Problem to solve.
Pick every line with "JSON" from the material below.

━━━ Entries ━━━

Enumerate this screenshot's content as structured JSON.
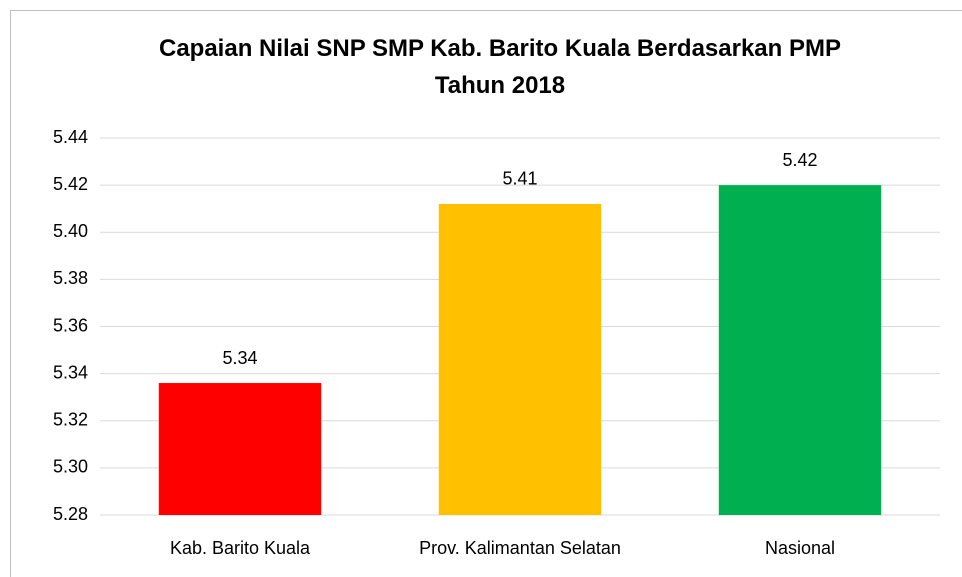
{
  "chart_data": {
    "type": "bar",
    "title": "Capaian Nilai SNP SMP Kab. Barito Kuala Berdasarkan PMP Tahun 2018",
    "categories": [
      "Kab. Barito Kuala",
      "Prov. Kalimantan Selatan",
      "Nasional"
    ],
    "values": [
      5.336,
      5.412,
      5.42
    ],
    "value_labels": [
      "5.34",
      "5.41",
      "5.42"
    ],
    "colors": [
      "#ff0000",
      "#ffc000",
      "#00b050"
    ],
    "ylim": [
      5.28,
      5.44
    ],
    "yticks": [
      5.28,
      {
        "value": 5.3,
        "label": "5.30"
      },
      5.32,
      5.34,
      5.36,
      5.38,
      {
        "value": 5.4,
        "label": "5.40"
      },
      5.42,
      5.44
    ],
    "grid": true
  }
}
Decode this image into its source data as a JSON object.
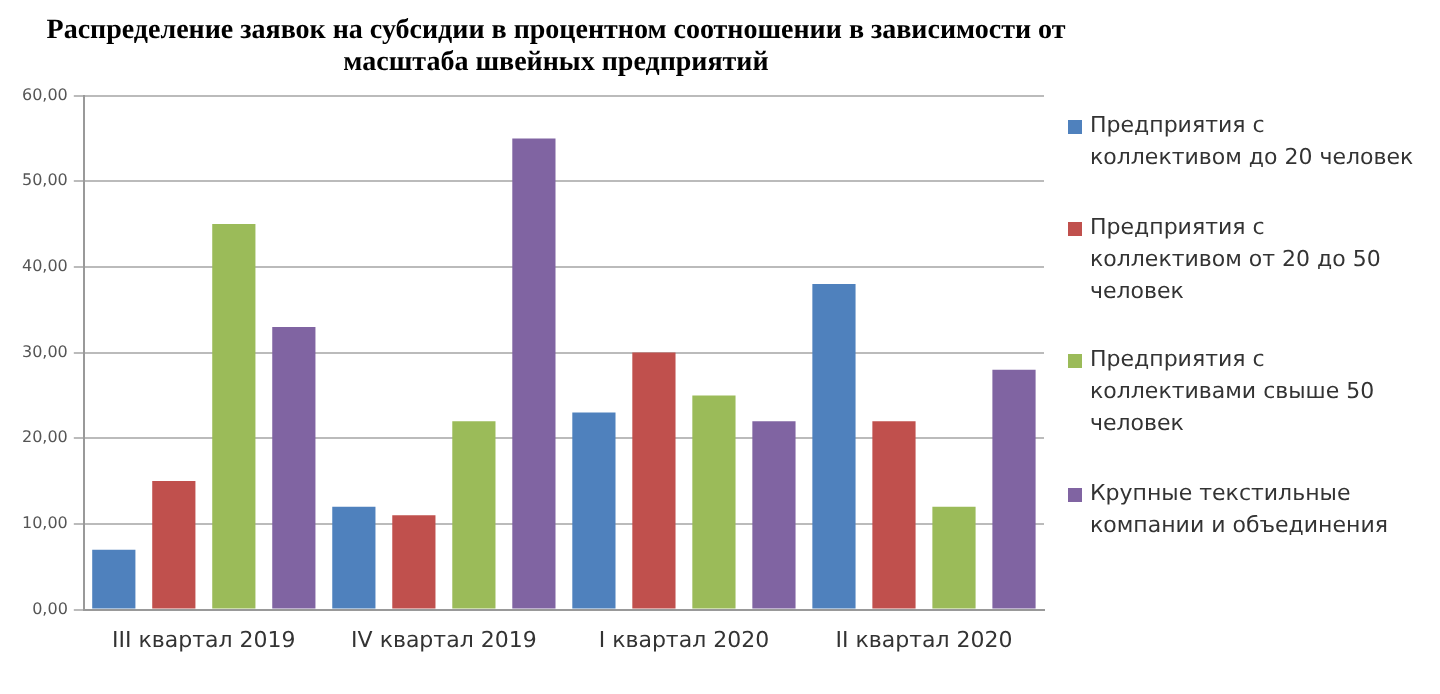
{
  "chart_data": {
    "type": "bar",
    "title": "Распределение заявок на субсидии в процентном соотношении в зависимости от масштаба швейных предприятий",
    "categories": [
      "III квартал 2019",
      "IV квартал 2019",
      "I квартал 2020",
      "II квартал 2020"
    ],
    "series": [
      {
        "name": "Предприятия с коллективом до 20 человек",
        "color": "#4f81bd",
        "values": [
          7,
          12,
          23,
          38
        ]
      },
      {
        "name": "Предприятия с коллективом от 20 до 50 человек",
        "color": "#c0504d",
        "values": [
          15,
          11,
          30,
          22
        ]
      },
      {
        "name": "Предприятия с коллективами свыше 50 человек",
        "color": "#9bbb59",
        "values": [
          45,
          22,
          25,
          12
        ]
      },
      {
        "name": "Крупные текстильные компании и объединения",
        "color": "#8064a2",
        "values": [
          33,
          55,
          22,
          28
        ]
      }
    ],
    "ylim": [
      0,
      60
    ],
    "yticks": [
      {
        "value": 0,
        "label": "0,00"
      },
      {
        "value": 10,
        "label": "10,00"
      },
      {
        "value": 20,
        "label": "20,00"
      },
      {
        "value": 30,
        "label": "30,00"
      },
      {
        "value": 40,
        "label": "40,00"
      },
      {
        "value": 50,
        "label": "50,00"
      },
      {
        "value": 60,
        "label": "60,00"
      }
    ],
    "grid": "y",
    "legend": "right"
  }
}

━━━

Complete output.
Enumerate this screenshot's content as structured JSON.
Decode this image into its source data as a JSON object.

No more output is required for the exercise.